What to work on:
Show all lines holding "clearance".

Records contained in a dataset:
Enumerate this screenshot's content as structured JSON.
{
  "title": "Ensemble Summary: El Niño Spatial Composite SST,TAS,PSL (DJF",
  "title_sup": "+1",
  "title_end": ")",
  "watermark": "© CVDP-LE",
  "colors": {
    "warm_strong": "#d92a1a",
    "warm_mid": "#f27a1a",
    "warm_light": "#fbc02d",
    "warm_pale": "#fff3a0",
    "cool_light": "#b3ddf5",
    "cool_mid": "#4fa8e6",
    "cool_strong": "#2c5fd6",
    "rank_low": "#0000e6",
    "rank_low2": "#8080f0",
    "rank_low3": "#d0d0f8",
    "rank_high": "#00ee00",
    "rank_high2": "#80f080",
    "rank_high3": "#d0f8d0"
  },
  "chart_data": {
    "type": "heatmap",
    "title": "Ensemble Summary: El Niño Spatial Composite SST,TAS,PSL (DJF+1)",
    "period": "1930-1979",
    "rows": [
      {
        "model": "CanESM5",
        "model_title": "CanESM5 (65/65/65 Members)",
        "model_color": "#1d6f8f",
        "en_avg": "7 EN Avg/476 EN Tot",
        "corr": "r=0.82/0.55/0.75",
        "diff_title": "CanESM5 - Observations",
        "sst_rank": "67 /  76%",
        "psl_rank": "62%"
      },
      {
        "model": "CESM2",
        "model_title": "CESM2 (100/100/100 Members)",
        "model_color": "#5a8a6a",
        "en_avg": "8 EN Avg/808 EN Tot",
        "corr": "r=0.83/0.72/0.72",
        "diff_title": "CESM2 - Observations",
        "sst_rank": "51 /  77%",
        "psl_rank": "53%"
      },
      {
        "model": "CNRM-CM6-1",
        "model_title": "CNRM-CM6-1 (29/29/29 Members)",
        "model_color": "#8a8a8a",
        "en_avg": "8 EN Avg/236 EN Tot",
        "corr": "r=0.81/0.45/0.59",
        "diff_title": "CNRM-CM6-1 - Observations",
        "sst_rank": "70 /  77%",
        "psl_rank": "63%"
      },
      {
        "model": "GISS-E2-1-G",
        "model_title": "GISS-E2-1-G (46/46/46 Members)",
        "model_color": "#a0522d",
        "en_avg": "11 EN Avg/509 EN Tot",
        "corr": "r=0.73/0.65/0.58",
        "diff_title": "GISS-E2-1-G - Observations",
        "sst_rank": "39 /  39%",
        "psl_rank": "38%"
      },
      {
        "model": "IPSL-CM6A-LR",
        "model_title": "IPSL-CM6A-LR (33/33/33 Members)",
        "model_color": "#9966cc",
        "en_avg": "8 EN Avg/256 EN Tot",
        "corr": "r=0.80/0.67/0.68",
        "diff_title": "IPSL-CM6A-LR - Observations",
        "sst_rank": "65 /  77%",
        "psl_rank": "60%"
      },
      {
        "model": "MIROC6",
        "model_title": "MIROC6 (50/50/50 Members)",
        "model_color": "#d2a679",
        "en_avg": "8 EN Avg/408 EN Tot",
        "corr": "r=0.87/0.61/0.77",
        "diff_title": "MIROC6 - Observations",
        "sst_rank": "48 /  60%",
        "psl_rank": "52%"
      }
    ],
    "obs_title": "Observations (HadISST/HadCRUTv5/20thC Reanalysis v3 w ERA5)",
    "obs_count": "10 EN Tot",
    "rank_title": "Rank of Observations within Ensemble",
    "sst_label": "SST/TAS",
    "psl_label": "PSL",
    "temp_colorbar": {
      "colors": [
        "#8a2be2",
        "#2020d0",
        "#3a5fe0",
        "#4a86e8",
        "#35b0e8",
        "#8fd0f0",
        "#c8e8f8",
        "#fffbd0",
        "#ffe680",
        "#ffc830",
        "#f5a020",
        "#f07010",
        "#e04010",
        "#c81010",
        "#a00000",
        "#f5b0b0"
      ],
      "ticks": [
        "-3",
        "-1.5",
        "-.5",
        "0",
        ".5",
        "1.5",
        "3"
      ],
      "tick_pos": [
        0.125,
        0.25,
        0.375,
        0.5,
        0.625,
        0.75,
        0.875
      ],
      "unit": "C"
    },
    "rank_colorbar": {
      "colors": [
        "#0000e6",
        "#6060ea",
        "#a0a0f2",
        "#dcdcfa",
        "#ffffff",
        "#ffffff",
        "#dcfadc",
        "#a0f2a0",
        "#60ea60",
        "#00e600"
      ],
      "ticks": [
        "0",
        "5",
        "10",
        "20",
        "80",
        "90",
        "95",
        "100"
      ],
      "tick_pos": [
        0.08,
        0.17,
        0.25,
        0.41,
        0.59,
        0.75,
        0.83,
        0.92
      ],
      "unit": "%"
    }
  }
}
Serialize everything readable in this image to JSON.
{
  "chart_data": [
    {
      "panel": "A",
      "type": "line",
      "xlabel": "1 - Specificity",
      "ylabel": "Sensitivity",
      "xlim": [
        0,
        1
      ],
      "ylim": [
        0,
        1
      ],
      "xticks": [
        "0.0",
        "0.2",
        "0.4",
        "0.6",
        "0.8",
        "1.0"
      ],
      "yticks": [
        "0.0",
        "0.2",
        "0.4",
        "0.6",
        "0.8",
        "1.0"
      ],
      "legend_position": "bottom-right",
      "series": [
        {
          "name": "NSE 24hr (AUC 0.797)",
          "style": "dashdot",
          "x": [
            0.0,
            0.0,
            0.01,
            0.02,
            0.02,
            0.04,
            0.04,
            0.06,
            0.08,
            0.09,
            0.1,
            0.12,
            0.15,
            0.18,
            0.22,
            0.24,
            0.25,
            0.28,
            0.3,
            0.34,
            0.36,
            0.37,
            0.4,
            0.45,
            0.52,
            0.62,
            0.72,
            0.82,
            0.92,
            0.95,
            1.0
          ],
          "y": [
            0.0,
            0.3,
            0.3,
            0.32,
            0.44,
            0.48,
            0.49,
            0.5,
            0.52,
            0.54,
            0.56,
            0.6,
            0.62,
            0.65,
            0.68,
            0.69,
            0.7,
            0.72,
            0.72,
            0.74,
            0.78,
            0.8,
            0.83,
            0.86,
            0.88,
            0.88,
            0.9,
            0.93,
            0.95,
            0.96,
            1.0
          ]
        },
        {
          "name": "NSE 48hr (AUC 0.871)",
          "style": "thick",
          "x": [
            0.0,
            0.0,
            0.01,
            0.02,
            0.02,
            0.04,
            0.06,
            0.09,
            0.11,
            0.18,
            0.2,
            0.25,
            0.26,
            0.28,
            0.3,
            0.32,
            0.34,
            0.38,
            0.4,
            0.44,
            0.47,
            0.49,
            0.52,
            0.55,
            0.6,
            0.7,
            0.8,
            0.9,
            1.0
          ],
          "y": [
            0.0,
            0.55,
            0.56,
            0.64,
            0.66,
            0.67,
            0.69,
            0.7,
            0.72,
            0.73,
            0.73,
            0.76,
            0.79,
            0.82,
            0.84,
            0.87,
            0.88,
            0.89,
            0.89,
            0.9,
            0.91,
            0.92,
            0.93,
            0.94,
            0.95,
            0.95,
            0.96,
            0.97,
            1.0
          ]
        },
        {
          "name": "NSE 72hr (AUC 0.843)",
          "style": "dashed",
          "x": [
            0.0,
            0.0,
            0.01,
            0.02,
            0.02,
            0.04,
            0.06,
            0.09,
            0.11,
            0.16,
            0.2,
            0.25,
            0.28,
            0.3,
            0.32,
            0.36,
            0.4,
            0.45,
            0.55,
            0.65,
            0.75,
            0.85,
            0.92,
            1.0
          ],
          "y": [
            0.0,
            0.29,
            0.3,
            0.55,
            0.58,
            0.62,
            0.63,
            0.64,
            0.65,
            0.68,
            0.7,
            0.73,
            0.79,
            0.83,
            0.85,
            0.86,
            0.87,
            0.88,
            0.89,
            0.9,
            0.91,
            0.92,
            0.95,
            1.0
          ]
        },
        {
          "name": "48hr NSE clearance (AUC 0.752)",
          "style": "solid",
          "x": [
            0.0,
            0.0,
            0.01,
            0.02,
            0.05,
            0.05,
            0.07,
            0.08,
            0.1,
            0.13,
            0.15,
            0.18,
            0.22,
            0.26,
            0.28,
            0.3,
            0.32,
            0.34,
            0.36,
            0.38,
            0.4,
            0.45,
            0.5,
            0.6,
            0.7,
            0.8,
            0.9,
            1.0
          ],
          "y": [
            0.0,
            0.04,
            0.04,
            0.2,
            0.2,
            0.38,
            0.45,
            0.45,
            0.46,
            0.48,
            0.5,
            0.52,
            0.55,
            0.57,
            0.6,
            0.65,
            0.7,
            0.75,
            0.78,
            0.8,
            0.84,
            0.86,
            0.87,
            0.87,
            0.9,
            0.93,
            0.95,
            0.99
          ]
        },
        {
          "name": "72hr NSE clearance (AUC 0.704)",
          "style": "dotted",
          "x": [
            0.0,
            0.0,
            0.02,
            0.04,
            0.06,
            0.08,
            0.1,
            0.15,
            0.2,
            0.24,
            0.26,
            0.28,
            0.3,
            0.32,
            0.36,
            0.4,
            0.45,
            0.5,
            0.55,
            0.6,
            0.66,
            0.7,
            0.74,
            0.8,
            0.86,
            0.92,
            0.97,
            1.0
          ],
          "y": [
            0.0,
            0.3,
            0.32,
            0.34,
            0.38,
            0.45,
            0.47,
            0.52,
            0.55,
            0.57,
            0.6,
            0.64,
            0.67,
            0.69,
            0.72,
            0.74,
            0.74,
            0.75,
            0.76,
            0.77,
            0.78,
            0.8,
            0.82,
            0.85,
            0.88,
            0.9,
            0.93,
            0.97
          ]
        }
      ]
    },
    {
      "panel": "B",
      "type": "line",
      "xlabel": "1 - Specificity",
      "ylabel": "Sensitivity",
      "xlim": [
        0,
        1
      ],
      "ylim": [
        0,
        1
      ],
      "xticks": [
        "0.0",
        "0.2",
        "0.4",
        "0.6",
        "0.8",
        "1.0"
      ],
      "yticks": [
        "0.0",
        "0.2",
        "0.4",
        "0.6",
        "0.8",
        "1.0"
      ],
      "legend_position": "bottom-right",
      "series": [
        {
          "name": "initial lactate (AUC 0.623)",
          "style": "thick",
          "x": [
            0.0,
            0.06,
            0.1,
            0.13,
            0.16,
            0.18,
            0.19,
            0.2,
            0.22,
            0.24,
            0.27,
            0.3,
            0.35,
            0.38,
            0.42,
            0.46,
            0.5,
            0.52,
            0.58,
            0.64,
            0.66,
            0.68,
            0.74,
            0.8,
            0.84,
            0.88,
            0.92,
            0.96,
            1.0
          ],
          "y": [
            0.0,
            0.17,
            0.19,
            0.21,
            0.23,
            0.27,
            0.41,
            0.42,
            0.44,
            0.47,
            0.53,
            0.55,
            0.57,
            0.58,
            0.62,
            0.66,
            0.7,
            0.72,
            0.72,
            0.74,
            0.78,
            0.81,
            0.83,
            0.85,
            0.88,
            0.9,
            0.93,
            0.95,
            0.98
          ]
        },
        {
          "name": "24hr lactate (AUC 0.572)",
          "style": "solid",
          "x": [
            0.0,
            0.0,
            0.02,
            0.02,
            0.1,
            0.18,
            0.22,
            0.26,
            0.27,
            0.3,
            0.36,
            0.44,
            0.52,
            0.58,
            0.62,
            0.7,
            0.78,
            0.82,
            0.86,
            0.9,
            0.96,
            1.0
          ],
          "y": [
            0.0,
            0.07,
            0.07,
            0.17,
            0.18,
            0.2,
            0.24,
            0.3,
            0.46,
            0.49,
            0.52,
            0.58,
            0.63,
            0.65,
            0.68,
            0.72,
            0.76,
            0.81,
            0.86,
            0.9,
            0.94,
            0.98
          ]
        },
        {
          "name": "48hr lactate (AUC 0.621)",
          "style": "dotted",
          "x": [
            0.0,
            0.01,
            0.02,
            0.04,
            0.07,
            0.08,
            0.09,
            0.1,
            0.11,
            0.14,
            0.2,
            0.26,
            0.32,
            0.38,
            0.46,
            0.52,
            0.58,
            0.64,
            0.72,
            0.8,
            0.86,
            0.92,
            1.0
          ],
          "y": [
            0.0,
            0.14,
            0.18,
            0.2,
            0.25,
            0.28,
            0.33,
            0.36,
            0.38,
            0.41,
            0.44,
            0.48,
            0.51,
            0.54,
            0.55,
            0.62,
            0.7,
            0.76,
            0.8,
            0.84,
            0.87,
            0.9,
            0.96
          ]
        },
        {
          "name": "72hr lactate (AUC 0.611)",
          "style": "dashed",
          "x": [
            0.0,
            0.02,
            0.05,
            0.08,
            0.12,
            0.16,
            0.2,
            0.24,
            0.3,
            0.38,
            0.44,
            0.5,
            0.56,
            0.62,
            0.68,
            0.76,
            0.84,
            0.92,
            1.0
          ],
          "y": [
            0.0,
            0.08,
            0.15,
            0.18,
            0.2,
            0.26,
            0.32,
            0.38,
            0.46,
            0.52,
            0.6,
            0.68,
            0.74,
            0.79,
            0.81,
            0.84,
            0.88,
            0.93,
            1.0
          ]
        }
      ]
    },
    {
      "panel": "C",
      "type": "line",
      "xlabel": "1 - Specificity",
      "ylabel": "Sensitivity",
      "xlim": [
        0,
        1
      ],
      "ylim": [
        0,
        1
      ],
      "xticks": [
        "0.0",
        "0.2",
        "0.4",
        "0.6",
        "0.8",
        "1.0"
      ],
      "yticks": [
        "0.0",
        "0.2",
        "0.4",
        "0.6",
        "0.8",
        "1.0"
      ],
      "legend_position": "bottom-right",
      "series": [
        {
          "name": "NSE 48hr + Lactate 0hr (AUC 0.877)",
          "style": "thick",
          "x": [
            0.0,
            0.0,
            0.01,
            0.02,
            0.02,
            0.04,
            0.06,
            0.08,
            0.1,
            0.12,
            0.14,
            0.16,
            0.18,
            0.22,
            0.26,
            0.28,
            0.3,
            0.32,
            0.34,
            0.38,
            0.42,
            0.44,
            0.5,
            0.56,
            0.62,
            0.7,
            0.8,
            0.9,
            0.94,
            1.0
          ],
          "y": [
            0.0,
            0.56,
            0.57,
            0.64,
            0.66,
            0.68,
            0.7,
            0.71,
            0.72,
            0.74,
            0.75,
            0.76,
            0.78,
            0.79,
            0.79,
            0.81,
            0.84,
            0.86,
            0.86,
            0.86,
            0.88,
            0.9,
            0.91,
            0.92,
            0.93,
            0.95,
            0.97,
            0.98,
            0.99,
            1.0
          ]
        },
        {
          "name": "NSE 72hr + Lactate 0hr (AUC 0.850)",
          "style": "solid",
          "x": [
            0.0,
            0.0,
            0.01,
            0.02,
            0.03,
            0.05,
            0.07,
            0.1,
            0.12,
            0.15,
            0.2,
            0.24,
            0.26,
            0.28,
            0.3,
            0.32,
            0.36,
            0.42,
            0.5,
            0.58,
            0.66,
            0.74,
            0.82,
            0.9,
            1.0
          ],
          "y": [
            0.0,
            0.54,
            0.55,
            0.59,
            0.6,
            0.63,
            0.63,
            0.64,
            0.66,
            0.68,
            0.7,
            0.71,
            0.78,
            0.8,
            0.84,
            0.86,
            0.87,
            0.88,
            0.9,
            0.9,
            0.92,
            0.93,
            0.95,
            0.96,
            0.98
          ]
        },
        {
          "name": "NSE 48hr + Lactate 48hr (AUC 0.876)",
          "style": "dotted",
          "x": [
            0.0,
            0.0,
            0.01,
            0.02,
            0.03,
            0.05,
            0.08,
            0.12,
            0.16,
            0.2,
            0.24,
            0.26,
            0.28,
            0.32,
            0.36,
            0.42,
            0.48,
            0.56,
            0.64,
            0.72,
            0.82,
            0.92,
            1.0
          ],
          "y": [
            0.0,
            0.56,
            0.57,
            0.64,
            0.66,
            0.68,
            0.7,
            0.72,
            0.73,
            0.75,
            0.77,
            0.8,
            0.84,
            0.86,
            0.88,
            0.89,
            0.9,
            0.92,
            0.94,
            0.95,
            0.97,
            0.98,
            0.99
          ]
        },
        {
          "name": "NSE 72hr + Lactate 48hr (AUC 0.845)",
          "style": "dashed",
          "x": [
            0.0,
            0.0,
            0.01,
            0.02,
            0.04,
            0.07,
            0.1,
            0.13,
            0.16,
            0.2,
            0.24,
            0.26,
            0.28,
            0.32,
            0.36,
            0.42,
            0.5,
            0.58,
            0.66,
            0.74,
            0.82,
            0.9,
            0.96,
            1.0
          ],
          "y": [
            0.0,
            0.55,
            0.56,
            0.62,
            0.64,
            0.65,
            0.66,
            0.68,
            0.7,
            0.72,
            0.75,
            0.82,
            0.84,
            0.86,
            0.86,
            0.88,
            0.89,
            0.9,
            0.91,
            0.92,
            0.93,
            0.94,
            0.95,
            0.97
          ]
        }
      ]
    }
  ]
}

Answer to the task:
          "name": "48hr NSE clearance (AUC 0.752)",
          "name": "72hr NSE clearance (AUC 0.704)",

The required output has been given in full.